• Exercise directions: Reproduce every line of the material below verbatim, leaving out the pictures.

[Image region annotations]
* * * * *

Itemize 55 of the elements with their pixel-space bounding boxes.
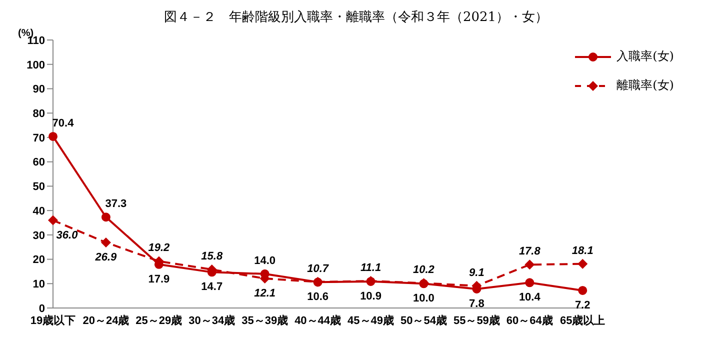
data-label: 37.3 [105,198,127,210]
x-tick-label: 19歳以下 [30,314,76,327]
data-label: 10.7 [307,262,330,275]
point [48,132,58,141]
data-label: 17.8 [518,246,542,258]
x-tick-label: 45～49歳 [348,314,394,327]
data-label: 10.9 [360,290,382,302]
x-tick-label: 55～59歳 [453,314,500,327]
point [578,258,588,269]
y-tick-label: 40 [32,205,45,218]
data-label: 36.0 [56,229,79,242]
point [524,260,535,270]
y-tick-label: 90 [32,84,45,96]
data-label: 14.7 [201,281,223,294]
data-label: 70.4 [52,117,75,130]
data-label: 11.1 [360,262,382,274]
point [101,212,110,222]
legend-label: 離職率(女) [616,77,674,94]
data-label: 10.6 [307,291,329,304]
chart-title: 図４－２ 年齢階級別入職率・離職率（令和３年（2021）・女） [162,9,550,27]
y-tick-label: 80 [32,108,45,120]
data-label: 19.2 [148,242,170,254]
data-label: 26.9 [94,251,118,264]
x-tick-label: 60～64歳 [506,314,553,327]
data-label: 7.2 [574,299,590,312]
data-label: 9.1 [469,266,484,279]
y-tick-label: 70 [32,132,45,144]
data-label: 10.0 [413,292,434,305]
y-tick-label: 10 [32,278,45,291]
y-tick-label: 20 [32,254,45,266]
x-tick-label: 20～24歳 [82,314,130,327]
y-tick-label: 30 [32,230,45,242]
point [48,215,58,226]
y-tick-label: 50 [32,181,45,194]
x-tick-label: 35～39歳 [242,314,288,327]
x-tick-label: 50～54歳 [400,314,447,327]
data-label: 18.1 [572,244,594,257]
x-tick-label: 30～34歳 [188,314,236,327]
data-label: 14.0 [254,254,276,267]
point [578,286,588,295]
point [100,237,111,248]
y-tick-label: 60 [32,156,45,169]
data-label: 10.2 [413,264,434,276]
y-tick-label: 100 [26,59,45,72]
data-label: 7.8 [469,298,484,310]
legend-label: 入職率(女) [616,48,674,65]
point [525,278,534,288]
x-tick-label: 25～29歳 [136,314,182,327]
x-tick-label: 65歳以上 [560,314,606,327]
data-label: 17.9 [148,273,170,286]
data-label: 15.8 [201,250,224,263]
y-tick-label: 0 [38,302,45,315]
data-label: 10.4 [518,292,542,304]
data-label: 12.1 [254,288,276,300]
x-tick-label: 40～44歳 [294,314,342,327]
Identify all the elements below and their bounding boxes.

* * * * *

• Output below:
Itemize 55 of the elements with their pixel-space bounding boxes.
data-label: 37.3 [105,198,127,210]
x-tick-label: 19歳以下 [30,314,76,327]
data-label: 10.7 [307,262,330,275]
point [48,132,58,141]
data-label: 17.8 [518,246,542,258]
x-tick-label: 45～49歳 [348,314,394,327]
data-label: 10.9 [360,290,382,302]
x-tick-label: 55～59歳 [453,314,500,327]
point [578,258,588,269]
y-tick-label: 40 [32,205,45,218]
data-label: 36.0 [56,229,79,242]
point [524,260,535,270]
y-tick-label: 90 [32,84,45,96]
data-label: 14.7 [201,281,223,294]
data-label: 70.4 [52,117,75,130]
data-label: 11.1 [360,262,382,274]
point [101,212,110,222]
legend-label: 離職率(女) [616,77,674,94]
data-label: 10.6 [307,291,329,304]
chart-title: 図４－２ 年齢階級別入職率・離職率（令和３年（2021）・女） [162,9,550,27]
y-tick-label: 80 [32,108,45,120]
data-label: 19.2 [148,242,170,254]
data-label: 26.9 [94,251,118,264]
x-tick-label: 60～64歳 [506,314,553,327]
data-label: 7.2 [574,299,590,312]
data-label: 9.1 [469,266,484,279]
y-tick-label: 70 [32,132,45,144]
data-label: 10.0 [413,292,434,305]
y-tick-label: 10 [32,278,45,291]
y-tick-label: 20 [32,254,45,266]
x-tick-label: 20～24歳 [82,314,130,327]
y-tick-label: 30 [32,230,45,242]
point [48,215,58,226]
y-tick-label: 50 [32,181,45,194]
x-tick-label: 35～39歳 [242,314,288,327]
x-tick-label: 50～54歳 [400,314,447,327]
data-label: 18.1 [572,244,594,257]
x-tick-label: 30～34歳 [188,314,236,327]
data-label: 14.0 [254,254,276,267]
point [578,286,588,295]
point [100,237,111,248]
y-tick-label: 60 [32,156,45,169]
data-label: 10.2 [413,264,434,276]
y-tick-label: 100 [26,59,45,72]
data-label: 7.8 [469,298,484,310]
legend-label: 入職率(女) [616,48,674,65]
point [525,278,534,288]
x-tick-label: 25～29歳 [136,314,182,327]
x-tick-label: 65歳以上 [560,314,606,327]
data-label: 17.9 [148,273,170,286]
data-label: 15.8 [201,250,224,263]
y-tick-label: 0 [38,302,45,315]
data-label: 10.4 [518,292,542,304]
data-label: 12.1 [254,288,276,300]
x-tick-label: 40～44歳 [294,314,342,327]
Identify all the elements below and their bounding boxes.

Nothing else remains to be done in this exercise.